↓

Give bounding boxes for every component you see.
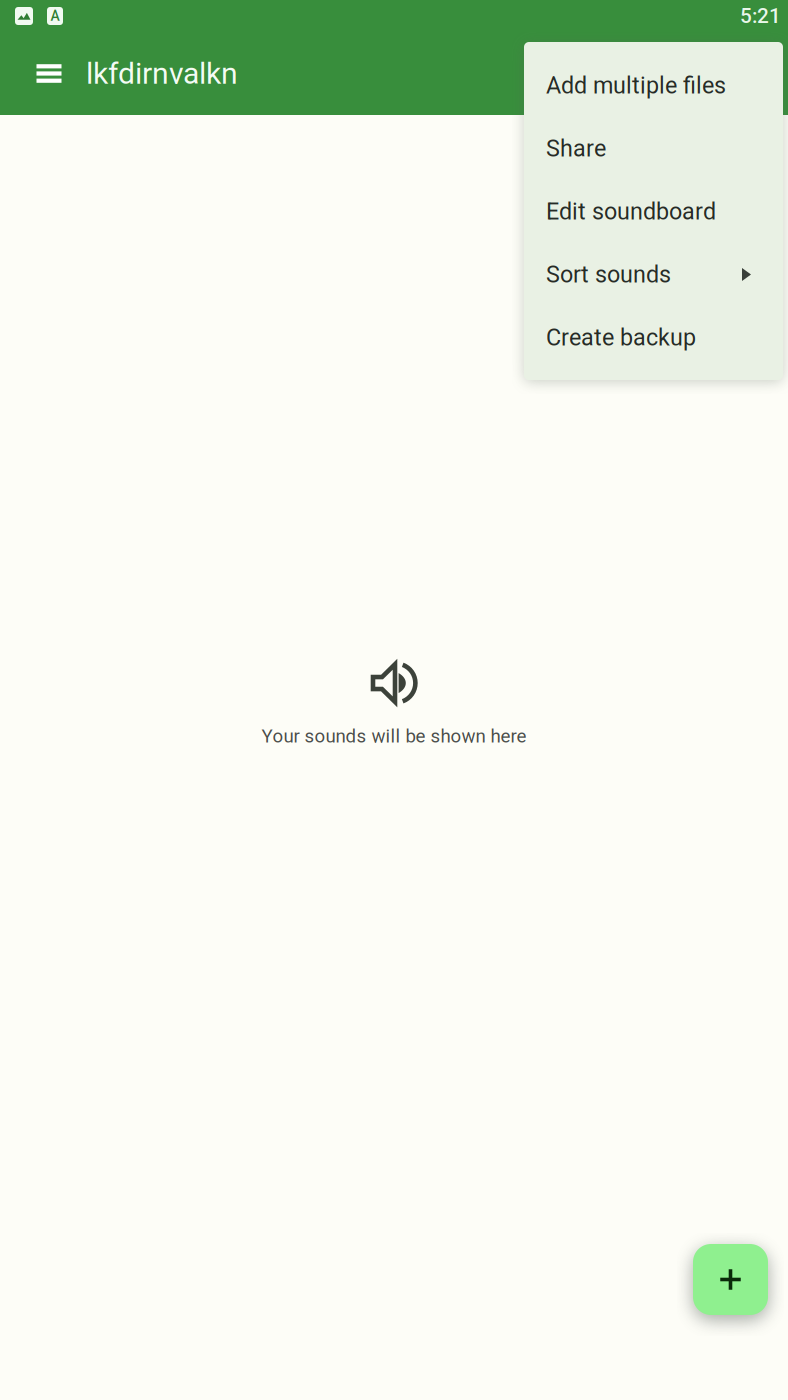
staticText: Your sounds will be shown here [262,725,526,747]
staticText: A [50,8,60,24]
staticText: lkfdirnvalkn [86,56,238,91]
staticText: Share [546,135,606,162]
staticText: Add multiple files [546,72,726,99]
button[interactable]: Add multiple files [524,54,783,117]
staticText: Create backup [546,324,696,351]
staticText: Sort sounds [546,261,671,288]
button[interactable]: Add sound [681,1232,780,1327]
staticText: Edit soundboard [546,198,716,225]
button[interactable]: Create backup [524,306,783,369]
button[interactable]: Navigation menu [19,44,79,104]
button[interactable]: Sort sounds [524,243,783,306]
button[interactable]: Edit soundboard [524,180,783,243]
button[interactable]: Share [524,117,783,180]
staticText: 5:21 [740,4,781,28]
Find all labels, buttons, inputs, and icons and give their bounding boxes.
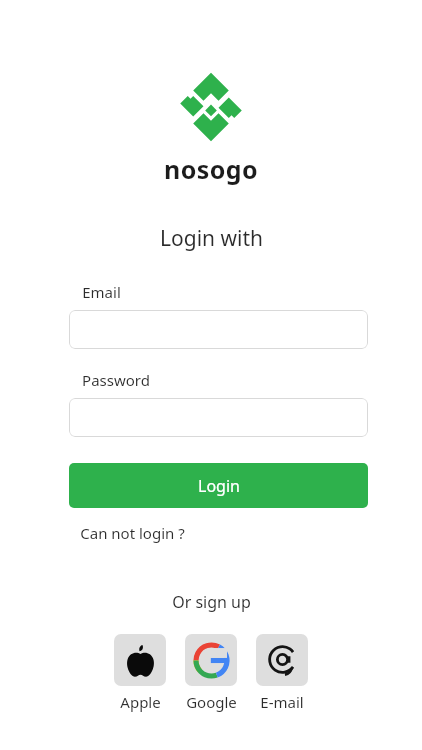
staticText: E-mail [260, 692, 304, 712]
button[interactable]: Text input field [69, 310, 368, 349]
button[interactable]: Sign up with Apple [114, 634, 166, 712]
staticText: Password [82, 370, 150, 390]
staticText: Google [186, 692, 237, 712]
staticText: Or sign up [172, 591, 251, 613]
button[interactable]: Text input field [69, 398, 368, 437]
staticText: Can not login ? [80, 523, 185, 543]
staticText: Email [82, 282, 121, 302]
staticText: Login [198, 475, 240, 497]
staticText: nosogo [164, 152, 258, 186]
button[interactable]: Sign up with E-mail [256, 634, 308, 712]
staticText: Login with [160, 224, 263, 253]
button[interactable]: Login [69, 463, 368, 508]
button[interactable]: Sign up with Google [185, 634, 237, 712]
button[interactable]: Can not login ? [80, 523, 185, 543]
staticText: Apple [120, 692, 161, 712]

↑

### [What to produce]
Reproduce every one of the lines above verbatim, in their original order, omitting the picture markers.

### [Answer for this exercise]
Give bounding boxes for every component you see.
staticText: Your sounds will be shown here [262,725,526,747]
staticText: A [50,8,60,24]
staticText: lkfdirnvalkn [86,56,238,91]
staticText: Share [546,135,606,162]
staticText: Add multiple files [546,72,726,99]
button[interactable]: Add multiple files [524,54,783,117]
staticText: Create backup [546,324,696,351]
staticText: Sort sounds [546,261,671,288]
button[interactable]: Add sound [681,1232,780,1327]
staticText: Edit soundboard [546,198,716,225]
button[interactable]: Create backup [524,306,783,369]
button[interactable]: Navigation menu [19,44,79,104]
button[interactable]: Sort sounds [524,243,783,306]
button[interactable]: Edit soundboard [524,180,783,243]
button[interactable]: Share [524,117,783,180]
staticText: 5:21 [740,4,781,28]
Find all labels, buttons, inputs, and icons and give their bounding boxes.
staticText: E-mail [260, 692, 304, 712]
button[interactable]: Text input field [69, 310, 368, 349]
button[interactable]: Sign up with Apple [114, 634, 166, 712]
staticText: Password [82, 370, 150, 390]
staticText: Google [186, 692, 237, 712]
staticText: Or sign up [172, 591, 251, 613]
button[interactable]: Text input field [69, 398, 368, 437]
staticText: Can not login ? [80, 523, 185, 543]
staticText: Email [82, 282, 121, 302]
staticText: Login [198, 475, 240, 497]
staticText: nosogo [164, 152, 258, 186]
button[interactable]: Sign up with E-mail [256, 634, 308, 712]
staticText: Login with [160, 224, 263, 253]
button[interactable]: Login [69, 463, 368, 508]
button[interactable]: Sign up with Google [185, 634, 237, 712]
button[interactable]: Can not login ? [80, 523, 185, 543]
staticText: Apple [120, 692, 161, 712]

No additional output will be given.